The records:
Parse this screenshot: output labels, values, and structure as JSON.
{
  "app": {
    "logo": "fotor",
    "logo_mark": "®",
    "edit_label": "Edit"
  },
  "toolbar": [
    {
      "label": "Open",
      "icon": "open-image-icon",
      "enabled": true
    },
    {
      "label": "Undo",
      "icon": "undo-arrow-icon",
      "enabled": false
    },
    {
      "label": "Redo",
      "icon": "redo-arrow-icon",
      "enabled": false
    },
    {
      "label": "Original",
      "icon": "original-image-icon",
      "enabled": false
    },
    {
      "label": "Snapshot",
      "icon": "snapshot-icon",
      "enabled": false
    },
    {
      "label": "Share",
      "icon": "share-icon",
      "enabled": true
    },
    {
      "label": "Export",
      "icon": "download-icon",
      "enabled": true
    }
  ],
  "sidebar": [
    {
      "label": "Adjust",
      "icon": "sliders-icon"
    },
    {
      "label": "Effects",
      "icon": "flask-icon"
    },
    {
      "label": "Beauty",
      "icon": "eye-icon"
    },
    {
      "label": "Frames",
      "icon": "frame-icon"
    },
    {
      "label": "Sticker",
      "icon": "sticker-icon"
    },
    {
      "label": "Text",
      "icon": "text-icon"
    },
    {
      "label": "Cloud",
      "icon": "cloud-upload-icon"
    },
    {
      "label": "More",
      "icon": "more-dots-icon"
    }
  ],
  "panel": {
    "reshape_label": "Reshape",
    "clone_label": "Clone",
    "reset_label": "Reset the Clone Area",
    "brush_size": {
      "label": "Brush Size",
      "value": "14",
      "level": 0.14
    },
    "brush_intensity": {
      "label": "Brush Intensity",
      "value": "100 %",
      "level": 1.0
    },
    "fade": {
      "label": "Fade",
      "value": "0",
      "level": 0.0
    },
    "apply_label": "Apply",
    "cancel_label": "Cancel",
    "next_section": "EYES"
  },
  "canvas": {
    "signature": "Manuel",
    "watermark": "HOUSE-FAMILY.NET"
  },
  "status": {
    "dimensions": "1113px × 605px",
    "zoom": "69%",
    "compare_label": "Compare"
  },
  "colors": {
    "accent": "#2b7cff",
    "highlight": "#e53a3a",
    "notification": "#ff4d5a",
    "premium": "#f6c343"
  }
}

Task prompt: In the listing above, how many lines hold the word "image"? Give the number and nothing more.

Result below: 2